- **Provided information**:

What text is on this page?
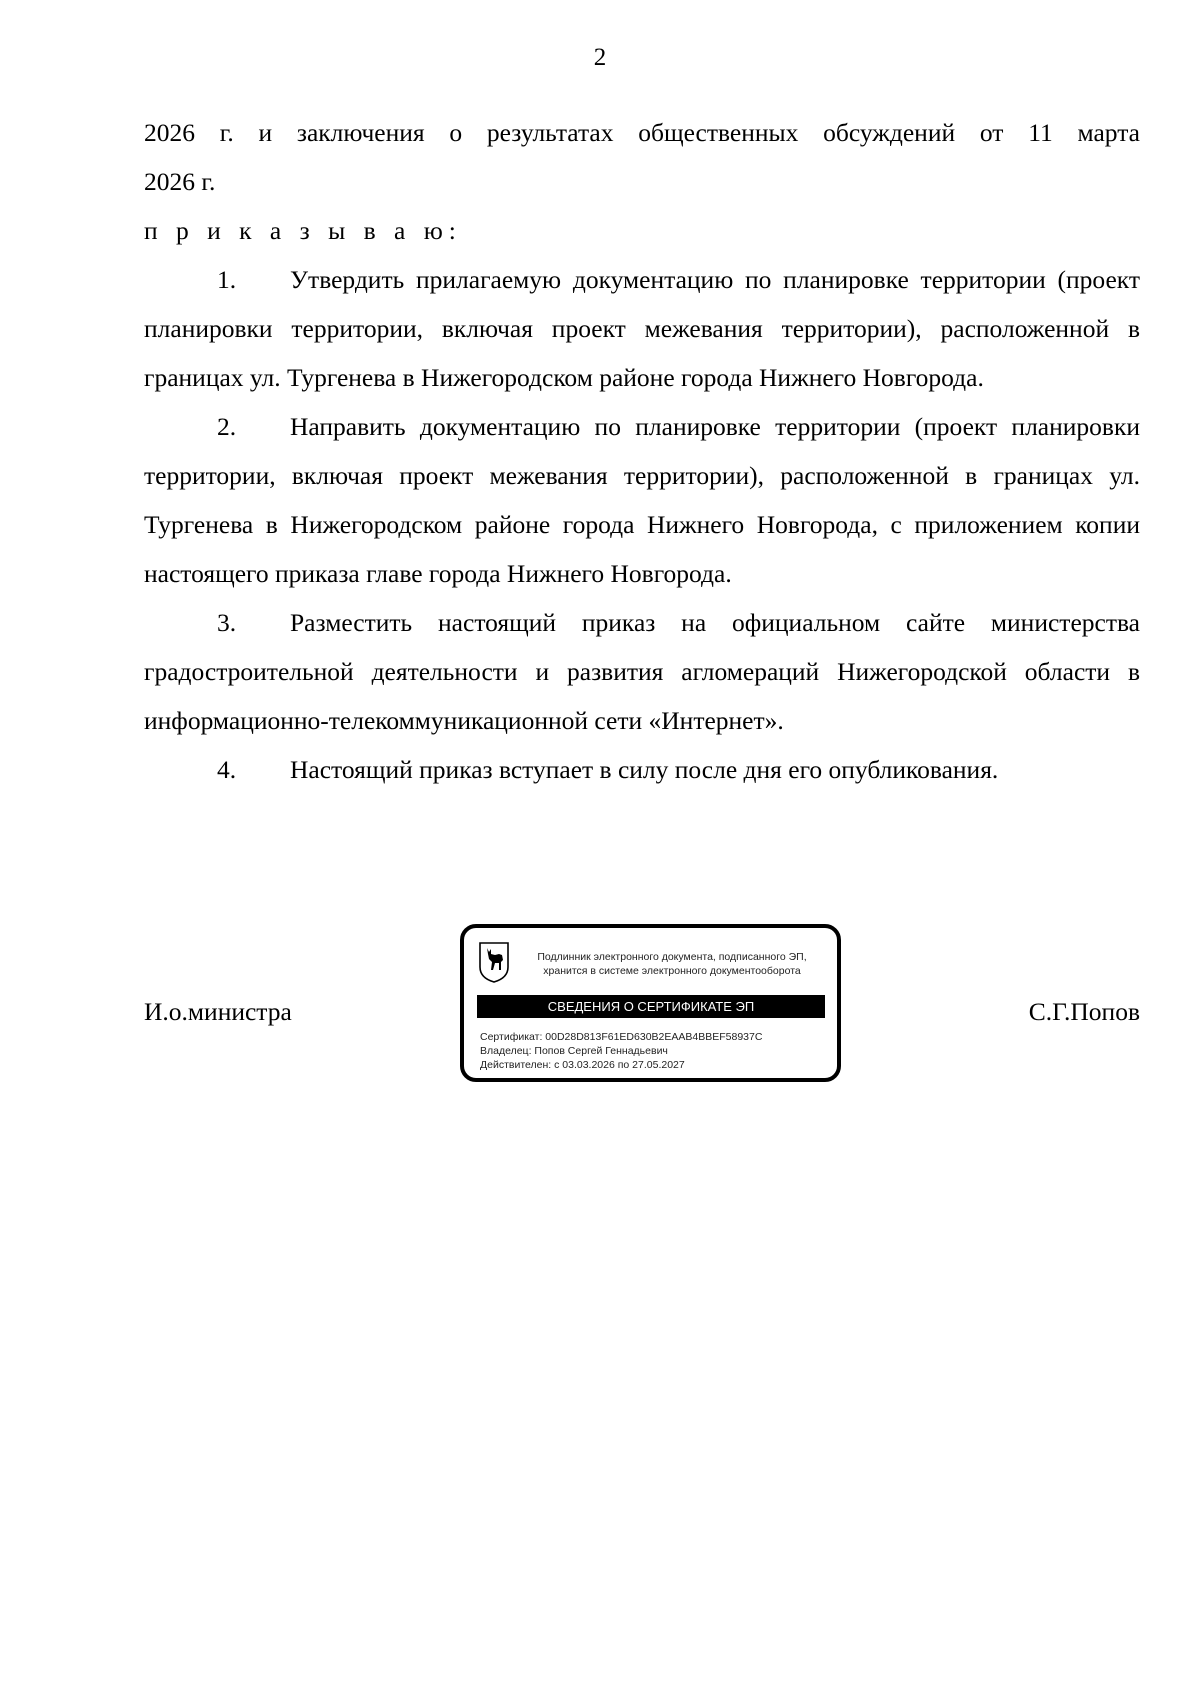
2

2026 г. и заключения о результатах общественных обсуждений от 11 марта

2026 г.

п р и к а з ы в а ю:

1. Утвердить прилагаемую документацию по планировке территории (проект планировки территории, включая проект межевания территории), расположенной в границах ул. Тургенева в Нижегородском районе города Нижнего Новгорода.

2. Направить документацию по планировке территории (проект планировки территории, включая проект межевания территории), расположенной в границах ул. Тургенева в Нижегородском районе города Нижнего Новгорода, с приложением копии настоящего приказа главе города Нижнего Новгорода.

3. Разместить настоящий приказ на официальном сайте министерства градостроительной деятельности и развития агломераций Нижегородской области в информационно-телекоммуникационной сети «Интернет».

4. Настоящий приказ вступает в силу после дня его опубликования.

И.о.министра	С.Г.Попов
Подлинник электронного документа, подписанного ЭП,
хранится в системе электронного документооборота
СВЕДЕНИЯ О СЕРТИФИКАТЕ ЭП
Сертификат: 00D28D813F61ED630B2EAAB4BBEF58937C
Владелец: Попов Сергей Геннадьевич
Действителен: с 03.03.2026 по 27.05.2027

- **To be done**: Select every line of the material above holding the word "Тургенева" and copy it.

- **Correct output**:
1. Утвердить прилагаемую документацию по планировке территории (проект планировки территории, включая проект межевания территории), расположенной в границах ул. Тургенева в Нижегородском районе города Нижнего Новгорода.
2. Направить документацию по планировке территории (проект планировки территории, включая проект межевания территории), расположенной в границах ул. Тургенева в Нижегородском районе города Нижнего Новгорода, с приложением копии настоящего приказа главе города Нижнего Новгорода.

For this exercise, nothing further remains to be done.